(Data records)
· · ·
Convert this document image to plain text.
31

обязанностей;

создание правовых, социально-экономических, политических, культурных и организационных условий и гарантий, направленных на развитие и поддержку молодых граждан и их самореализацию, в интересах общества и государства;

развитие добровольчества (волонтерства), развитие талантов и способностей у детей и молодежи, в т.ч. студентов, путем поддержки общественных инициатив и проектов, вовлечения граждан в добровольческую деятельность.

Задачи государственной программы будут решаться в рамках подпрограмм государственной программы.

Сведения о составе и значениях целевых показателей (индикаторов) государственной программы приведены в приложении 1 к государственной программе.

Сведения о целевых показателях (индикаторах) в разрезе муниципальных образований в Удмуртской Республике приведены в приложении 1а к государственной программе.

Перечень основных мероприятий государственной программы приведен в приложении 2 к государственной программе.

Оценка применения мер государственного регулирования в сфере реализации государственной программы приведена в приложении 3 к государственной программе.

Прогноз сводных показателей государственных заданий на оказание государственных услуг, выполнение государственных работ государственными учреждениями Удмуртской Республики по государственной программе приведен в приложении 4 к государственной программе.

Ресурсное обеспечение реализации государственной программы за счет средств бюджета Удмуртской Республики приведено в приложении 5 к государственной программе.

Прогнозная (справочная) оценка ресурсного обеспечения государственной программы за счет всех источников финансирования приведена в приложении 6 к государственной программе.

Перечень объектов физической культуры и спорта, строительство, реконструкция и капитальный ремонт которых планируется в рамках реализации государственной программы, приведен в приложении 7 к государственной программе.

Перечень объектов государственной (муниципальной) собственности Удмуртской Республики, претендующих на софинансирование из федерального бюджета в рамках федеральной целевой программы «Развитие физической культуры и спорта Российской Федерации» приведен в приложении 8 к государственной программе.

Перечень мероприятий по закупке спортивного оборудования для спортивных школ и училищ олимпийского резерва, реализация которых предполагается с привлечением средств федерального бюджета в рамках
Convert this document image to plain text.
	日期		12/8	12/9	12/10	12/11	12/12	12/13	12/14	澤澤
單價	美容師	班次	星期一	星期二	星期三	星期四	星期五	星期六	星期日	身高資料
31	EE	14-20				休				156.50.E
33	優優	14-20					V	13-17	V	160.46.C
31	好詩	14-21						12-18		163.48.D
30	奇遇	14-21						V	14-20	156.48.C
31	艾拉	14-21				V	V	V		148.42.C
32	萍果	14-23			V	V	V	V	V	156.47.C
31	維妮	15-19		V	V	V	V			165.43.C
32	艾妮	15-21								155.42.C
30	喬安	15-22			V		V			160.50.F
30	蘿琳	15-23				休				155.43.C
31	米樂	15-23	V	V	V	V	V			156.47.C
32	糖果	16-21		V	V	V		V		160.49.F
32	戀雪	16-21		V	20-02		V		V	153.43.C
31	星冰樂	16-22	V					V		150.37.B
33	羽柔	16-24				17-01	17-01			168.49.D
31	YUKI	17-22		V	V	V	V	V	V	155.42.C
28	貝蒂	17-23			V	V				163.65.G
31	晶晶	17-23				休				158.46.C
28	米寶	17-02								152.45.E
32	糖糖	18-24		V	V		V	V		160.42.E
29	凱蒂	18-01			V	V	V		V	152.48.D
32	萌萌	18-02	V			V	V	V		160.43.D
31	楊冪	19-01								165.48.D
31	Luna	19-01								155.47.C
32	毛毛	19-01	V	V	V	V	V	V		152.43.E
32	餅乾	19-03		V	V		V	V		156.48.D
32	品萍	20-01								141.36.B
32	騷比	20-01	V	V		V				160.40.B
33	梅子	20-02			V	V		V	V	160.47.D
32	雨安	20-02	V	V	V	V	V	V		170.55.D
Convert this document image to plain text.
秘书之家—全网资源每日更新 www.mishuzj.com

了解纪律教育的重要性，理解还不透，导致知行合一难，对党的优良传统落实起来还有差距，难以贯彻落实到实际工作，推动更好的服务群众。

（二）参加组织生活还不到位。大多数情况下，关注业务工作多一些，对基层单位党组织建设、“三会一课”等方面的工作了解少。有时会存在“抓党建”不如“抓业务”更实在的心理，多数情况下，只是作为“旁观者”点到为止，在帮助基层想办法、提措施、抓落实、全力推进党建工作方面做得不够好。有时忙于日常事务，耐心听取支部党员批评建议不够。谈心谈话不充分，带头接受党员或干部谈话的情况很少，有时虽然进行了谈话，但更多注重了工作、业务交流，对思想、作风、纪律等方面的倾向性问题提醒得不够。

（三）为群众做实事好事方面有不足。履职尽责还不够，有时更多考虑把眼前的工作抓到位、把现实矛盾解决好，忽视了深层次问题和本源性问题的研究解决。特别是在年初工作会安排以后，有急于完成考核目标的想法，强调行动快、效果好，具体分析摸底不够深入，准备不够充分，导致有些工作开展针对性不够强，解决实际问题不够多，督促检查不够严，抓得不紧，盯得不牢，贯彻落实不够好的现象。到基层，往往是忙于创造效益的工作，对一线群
· · ·
» WORK INSTRUCTIONS:
Tally up the lines holding the string "Сведения" in this listing, and report the total alone.

» WRITTEN ANSWER:
2